* begin *

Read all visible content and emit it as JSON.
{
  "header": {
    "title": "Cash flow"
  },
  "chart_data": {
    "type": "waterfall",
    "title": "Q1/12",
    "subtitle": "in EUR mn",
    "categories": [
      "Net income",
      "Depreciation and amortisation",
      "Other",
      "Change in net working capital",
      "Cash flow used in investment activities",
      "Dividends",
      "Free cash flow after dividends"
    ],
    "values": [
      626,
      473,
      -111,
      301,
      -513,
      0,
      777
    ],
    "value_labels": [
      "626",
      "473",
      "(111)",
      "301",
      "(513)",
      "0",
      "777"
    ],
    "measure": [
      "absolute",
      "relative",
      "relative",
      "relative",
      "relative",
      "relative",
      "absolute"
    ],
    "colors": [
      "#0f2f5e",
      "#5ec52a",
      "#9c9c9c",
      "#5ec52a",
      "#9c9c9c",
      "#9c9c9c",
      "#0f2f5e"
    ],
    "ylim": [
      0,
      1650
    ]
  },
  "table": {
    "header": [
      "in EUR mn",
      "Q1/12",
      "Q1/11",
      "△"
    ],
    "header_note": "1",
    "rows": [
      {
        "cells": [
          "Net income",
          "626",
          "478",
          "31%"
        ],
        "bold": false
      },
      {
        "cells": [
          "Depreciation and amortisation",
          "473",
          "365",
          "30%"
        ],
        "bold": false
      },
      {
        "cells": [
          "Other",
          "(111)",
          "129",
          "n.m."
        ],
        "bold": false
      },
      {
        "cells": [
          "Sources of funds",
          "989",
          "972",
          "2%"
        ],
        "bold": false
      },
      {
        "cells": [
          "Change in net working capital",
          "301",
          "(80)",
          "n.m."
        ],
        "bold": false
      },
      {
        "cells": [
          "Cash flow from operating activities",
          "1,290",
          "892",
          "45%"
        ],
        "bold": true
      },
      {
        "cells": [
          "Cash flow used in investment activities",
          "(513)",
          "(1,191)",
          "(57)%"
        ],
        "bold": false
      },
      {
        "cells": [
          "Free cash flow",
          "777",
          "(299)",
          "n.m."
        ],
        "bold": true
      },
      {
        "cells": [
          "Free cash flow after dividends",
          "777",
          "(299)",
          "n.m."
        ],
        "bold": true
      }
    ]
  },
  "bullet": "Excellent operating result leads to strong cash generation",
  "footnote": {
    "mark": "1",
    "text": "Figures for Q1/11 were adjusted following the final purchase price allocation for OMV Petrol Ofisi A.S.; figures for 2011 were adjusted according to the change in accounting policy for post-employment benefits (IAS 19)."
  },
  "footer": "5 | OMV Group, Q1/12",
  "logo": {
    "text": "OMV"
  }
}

* end *

REQUIREMENTS — Whichever lines contain the string "investment", select and copy them.

WRITTEN ANSWER —
      "Cash flow used in investment activities",
          "Cash flow used in investment activities",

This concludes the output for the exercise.